■ Problem details:
Go through the records line by line and work out how many lines hold the word "Chavasse". Answer with the number only.

■ Stored data:
::::::::::

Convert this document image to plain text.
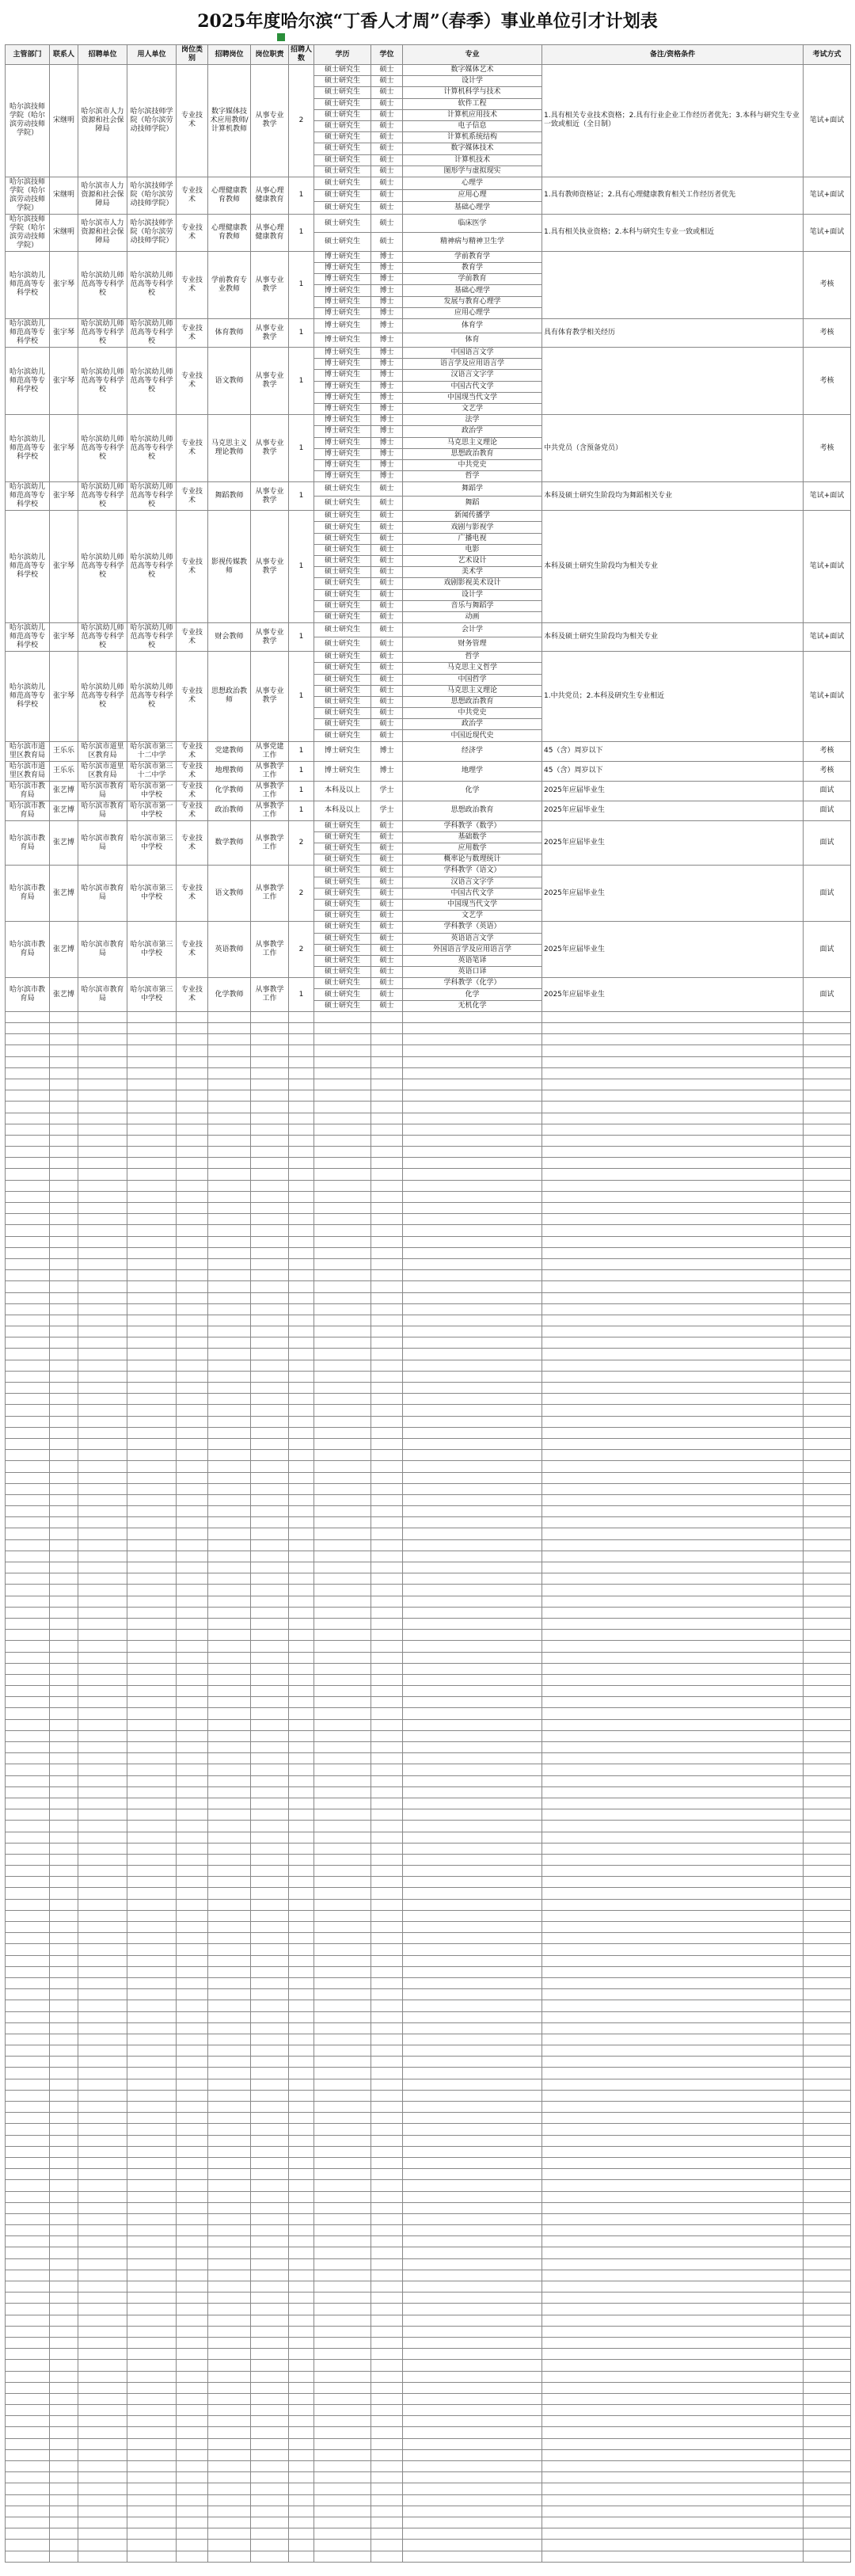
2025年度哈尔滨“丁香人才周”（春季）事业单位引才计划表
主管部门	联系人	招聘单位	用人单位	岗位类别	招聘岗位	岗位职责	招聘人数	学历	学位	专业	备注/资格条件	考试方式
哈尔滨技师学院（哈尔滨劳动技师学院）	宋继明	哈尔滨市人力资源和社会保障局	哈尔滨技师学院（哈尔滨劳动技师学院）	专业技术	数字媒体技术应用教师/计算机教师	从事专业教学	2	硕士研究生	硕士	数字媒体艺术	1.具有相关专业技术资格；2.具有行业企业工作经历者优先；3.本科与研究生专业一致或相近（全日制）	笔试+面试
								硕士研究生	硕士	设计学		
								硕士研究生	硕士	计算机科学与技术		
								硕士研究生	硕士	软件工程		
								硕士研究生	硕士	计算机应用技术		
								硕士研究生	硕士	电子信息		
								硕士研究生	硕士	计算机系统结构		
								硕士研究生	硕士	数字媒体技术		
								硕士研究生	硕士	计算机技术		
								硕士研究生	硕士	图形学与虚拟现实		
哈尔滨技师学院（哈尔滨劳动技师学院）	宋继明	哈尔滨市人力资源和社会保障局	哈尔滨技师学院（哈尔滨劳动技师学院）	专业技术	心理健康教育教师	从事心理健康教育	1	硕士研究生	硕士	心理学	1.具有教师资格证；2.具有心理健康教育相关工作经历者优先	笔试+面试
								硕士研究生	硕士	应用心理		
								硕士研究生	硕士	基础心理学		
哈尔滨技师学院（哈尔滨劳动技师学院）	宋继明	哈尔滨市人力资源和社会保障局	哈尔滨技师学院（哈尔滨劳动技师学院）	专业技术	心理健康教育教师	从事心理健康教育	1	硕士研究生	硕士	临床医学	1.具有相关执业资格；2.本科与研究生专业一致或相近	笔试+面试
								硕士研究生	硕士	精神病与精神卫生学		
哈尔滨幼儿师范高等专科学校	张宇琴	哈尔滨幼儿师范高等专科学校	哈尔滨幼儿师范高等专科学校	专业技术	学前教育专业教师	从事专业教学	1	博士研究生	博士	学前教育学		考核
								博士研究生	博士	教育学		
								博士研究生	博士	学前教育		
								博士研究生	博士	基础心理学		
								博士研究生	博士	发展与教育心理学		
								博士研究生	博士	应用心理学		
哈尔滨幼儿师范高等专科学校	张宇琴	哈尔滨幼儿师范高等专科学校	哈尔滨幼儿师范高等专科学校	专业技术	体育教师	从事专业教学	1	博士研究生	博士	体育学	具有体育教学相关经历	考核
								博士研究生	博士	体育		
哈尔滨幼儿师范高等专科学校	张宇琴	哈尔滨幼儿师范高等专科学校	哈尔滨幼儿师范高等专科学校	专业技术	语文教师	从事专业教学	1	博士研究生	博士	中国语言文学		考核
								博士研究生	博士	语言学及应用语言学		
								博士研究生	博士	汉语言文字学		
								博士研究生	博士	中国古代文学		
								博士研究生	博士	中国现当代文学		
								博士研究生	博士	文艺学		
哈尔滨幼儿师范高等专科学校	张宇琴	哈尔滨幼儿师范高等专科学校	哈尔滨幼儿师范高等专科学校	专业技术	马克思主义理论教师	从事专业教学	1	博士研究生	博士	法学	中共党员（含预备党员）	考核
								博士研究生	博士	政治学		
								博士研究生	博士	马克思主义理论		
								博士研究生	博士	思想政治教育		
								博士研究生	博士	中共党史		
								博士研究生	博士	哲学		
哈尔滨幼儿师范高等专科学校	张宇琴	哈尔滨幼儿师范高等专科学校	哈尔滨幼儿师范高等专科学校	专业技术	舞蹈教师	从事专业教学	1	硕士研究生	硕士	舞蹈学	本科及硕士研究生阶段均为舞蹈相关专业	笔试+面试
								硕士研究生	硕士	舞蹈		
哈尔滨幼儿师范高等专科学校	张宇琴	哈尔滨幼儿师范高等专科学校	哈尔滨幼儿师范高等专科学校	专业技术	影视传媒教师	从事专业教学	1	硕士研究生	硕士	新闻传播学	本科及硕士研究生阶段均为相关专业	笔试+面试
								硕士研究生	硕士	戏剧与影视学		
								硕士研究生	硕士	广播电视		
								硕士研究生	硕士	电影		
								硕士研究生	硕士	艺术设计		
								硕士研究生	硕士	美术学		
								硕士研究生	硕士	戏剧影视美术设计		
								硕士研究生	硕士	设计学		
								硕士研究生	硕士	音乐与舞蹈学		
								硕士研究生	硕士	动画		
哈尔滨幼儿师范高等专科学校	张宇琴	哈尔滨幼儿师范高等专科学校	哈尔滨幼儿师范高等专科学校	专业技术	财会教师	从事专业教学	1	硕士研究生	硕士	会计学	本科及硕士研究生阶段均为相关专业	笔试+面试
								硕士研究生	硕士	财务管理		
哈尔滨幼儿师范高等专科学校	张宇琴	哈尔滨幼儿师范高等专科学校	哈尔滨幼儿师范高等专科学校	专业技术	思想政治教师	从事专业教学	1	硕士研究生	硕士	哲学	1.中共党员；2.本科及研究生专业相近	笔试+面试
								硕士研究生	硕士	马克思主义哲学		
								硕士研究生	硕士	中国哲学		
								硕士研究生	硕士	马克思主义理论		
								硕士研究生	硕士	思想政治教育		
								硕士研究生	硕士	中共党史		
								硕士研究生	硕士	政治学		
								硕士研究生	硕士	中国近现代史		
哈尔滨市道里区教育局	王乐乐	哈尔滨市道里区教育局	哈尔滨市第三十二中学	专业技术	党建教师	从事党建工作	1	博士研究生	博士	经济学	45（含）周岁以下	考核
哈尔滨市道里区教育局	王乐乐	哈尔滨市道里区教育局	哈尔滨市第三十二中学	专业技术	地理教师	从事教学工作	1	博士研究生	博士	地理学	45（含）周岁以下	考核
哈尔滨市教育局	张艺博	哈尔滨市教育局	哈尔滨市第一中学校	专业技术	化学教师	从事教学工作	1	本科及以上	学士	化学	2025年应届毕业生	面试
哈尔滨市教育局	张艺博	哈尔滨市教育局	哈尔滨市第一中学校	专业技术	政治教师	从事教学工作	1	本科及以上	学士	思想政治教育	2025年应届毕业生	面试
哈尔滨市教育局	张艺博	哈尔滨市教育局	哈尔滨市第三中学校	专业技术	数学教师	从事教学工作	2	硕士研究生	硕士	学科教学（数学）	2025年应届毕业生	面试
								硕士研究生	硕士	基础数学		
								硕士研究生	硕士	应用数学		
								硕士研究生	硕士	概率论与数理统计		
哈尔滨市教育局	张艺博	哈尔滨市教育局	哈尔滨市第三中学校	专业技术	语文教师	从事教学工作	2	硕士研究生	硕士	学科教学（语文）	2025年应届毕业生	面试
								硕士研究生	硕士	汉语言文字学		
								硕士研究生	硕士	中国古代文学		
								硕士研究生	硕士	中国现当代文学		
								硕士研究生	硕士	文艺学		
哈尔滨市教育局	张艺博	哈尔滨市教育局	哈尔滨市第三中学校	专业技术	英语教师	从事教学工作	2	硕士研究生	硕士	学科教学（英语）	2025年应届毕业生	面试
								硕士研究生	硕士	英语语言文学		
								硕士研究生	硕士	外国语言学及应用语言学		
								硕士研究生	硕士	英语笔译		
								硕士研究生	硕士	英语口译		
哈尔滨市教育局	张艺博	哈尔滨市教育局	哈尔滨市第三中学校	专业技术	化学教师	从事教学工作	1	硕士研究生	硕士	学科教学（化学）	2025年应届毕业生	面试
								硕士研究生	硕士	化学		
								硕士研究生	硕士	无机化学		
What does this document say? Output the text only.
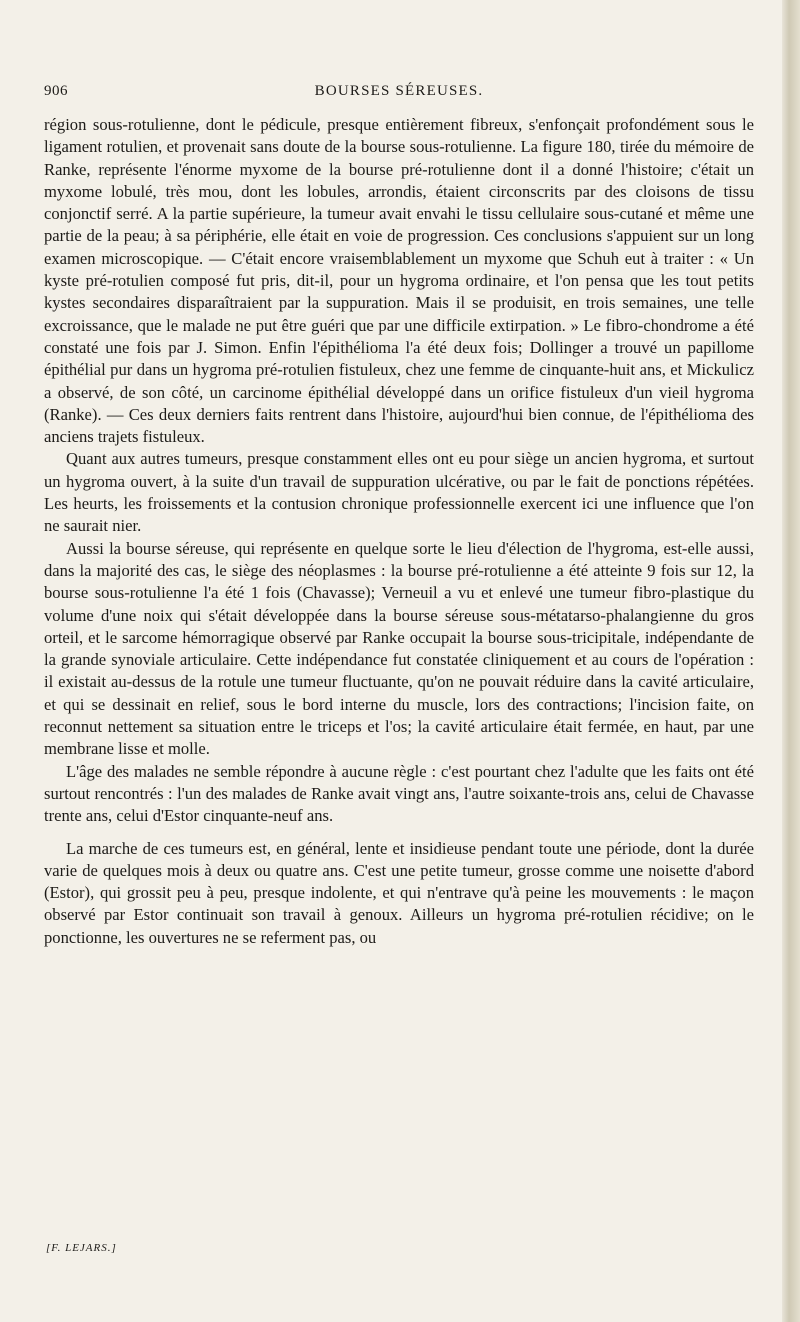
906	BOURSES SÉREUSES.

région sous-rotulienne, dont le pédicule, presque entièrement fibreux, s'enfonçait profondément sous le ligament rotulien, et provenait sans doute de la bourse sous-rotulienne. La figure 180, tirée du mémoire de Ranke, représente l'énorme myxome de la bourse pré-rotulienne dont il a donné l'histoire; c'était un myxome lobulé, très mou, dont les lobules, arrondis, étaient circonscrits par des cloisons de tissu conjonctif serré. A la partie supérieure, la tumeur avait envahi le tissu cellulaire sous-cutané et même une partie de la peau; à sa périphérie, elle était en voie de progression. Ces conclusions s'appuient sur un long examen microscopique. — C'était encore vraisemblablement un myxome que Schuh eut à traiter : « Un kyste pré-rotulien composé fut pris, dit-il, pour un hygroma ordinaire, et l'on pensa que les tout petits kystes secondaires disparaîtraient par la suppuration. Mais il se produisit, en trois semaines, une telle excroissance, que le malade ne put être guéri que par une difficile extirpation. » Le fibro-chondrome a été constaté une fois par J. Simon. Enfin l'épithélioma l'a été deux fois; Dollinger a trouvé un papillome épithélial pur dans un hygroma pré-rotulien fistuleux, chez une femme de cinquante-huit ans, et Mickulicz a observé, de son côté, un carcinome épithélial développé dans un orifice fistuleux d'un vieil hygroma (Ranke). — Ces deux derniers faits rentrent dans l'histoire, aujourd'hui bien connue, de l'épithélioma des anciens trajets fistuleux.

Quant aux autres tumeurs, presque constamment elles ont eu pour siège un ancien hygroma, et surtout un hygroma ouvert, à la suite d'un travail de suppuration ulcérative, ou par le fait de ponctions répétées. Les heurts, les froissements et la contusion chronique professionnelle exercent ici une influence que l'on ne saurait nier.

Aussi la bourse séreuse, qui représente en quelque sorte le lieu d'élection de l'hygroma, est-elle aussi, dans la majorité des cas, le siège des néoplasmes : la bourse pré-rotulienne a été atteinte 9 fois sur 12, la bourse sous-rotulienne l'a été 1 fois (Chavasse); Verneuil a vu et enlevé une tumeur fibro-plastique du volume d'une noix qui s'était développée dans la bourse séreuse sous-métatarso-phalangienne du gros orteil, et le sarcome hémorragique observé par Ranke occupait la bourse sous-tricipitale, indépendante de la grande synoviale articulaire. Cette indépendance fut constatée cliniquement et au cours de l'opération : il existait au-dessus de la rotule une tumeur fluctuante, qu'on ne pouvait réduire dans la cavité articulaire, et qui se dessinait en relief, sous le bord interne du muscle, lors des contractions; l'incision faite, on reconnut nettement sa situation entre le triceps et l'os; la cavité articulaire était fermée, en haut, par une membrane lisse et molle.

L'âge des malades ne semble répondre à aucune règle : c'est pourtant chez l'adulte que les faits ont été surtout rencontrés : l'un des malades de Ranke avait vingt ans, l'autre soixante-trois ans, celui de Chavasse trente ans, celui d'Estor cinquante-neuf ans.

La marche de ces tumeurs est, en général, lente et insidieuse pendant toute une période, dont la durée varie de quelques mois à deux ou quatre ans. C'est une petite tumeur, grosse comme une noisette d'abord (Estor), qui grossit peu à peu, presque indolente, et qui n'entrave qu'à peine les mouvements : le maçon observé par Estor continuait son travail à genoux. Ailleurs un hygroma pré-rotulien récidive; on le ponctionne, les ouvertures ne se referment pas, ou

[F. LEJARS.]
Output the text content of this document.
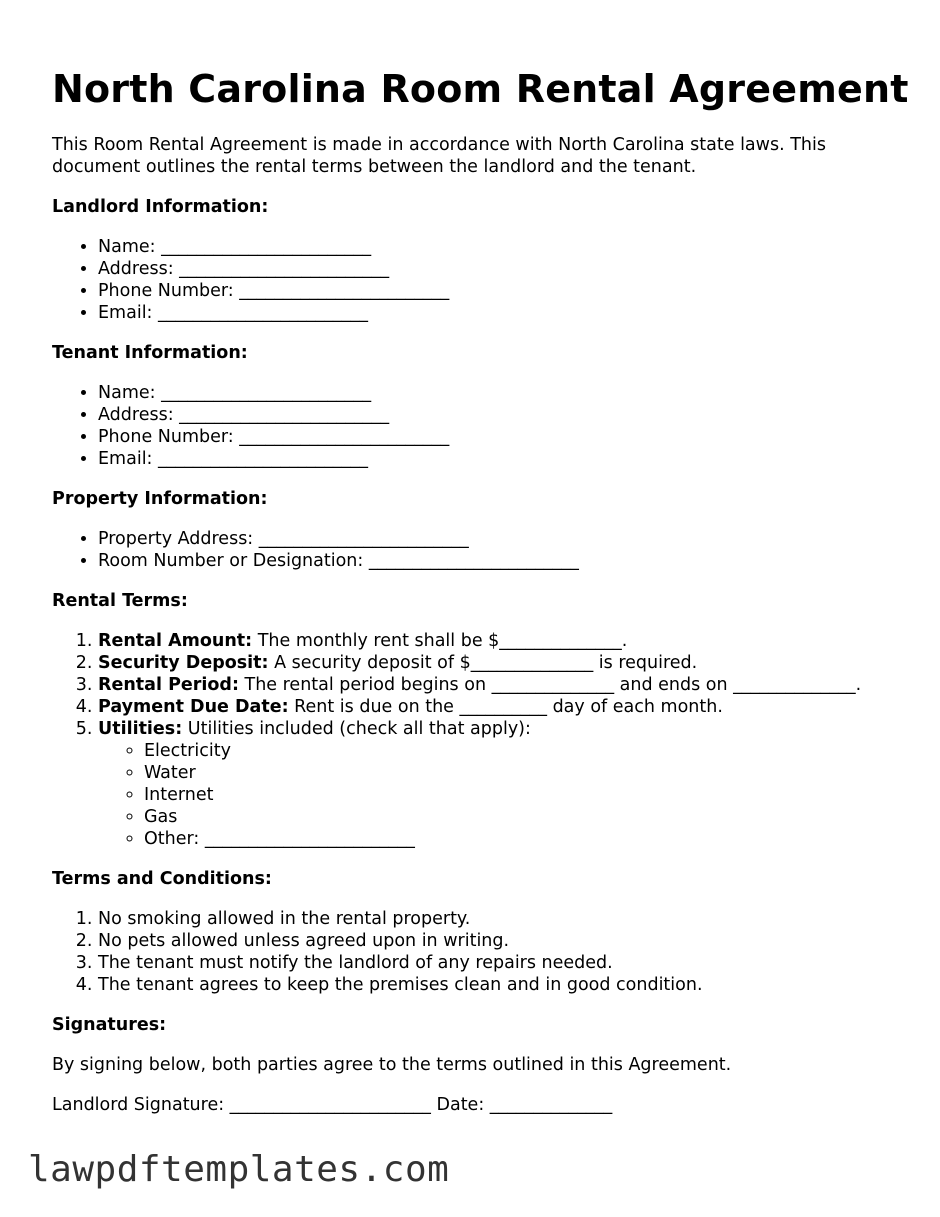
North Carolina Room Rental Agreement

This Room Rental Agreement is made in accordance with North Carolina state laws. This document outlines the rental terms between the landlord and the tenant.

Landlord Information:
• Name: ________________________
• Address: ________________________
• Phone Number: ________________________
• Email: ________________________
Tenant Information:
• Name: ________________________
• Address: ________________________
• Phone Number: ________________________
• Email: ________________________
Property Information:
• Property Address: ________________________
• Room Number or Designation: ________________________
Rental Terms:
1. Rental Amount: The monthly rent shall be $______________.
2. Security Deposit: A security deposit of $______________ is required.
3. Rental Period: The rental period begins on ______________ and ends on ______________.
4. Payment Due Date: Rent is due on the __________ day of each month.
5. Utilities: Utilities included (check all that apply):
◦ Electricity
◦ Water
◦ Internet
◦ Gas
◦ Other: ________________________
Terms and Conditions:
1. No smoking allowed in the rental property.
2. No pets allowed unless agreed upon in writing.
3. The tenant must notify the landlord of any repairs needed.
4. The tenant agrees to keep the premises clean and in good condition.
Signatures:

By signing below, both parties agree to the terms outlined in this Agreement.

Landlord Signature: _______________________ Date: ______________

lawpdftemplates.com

::::::::::

■ Output below:
2